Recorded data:
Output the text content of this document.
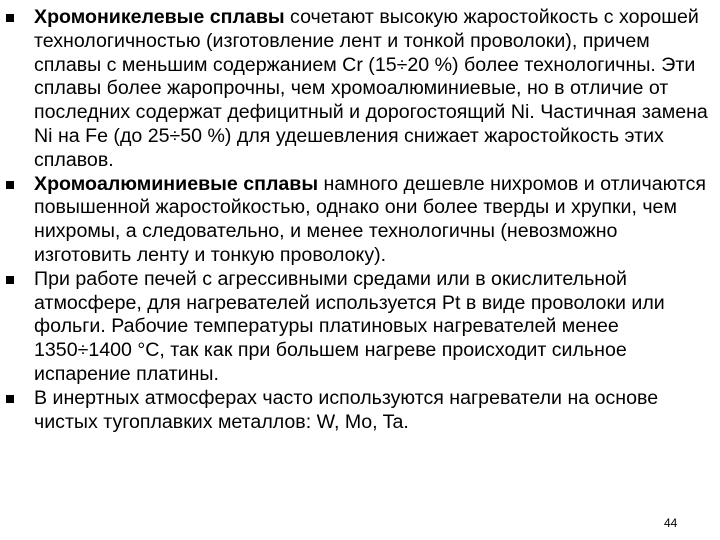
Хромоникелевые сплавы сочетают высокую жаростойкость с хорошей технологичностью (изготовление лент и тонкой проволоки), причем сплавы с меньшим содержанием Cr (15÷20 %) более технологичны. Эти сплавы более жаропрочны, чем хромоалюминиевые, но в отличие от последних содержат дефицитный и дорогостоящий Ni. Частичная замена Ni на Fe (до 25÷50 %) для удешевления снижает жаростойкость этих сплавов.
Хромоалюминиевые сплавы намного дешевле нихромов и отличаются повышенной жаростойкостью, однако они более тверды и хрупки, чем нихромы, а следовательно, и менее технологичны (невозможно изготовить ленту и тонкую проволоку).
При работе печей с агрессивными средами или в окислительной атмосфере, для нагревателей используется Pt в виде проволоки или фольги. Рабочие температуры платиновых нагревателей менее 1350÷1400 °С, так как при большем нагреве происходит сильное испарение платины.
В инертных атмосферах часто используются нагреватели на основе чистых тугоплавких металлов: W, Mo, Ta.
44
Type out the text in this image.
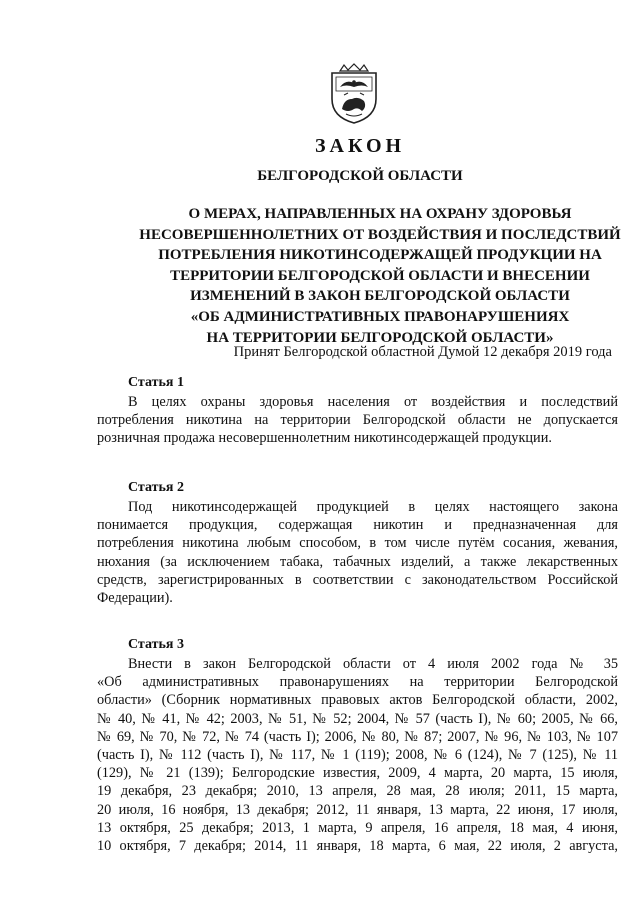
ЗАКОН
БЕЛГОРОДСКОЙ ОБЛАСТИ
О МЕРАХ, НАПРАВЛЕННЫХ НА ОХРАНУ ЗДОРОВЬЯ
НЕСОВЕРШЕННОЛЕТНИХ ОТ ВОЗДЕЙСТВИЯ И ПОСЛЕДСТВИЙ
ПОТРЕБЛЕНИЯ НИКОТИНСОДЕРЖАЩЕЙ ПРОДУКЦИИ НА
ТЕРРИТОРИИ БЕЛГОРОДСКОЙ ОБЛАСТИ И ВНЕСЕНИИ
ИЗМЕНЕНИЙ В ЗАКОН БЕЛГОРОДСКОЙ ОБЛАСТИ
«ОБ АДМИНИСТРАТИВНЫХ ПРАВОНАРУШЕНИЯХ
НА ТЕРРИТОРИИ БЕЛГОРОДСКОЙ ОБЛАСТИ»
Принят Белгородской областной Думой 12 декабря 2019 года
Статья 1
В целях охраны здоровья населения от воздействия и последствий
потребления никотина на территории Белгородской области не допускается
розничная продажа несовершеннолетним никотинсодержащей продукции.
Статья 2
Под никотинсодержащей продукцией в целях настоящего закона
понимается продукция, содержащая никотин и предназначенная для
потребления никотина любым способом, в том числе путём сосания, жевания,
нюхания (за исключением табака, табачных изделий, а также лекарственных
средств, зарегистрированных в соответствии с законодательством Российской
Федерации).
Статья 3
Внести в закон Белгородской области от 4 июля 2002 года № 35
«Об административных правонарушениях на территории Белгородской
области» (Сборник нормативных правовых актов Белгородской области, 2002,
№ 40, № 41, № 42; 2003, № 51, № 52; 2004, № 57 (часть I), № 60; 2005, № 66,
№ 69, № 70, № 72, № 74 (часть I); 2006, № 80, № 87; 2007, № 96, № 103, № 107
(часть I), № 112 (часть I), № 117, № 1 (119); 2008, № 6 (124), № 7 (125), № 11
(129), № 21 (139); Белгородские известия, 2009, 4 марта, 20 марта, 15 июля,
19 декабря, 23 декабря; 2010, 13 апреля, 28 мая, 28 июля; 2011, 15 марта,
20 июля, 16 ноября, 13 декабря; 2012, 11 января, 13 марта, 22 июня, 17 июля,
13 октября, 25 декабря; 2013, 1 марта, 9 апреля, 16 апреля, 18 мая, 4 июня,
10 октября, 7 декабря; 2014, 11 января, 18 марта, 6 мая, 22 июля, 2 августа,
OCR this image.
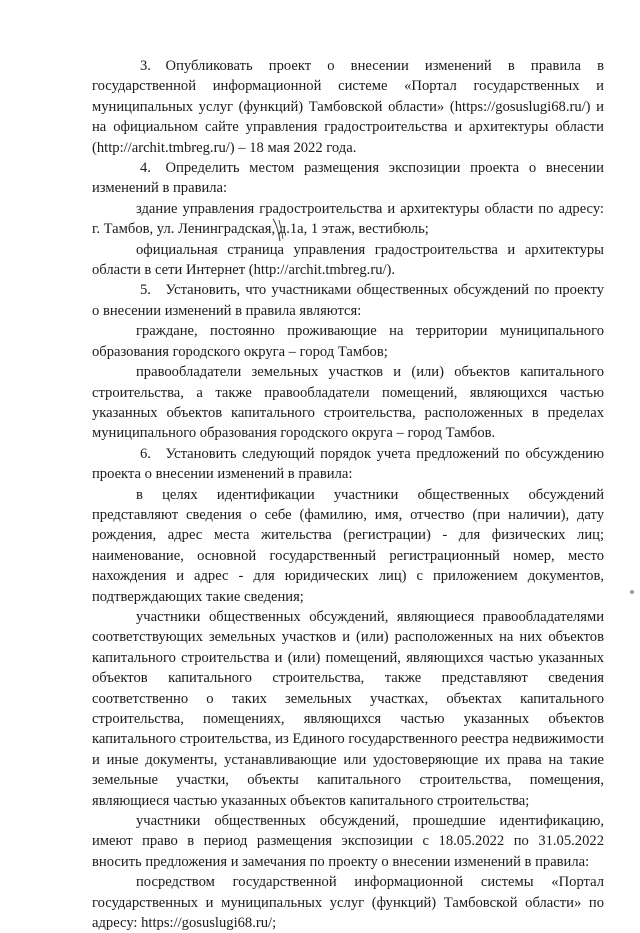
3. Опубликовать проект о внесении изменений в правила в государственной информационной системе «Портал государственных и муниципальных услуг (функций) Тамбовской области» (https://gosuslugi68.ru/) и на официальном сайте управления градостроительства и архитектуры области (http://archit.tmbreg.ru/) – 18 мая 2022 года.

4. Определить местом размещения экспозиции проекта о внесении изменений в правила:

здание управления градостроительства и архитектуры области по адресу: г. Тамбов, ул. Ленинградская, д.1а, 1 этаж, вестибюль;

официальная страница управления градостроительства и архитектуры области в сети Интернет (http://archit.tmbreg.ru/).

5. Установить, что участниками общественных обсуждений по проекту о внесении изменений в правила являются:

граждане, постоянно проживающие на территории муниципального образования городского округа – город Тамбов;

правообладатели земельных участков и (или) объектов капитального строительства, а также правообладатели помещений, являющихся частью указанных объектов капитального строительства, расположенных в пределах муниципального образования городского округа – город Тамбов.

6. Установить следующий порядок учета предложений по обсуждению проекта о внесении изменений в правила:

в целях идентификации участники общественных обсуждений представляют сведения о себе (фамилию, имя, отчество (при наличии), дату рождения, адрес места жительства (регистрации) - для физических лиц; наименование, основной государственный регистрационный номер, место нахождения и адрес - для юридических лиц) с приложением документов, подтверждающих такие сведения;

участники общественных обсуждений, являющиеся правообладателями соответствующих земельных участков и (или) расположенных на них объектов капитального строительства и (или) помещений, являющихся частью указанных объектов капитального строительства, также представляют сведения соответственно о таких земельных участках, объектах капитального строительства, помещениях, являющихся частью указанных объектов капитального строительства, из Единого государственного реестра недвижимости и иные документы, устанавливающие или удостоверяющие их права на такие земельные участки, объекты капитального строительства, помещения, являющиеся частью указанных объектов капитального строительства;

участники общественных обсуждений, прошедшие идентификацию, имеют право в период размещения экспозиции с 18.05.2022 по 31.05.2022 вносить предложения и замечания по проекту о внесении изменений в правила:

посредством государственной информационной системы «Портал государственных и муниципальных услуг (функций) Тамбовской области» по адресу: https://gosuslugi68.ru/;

→ **What to do**: All lines above containing the string "проекта" are to be collected.

→ **Full output**:
4. Определить местом размещения экспозиции проекта о внесении изменений в правила:
6. Установить следующий порядок учета предложений по обсуждению проекта о внесении изменений в правила:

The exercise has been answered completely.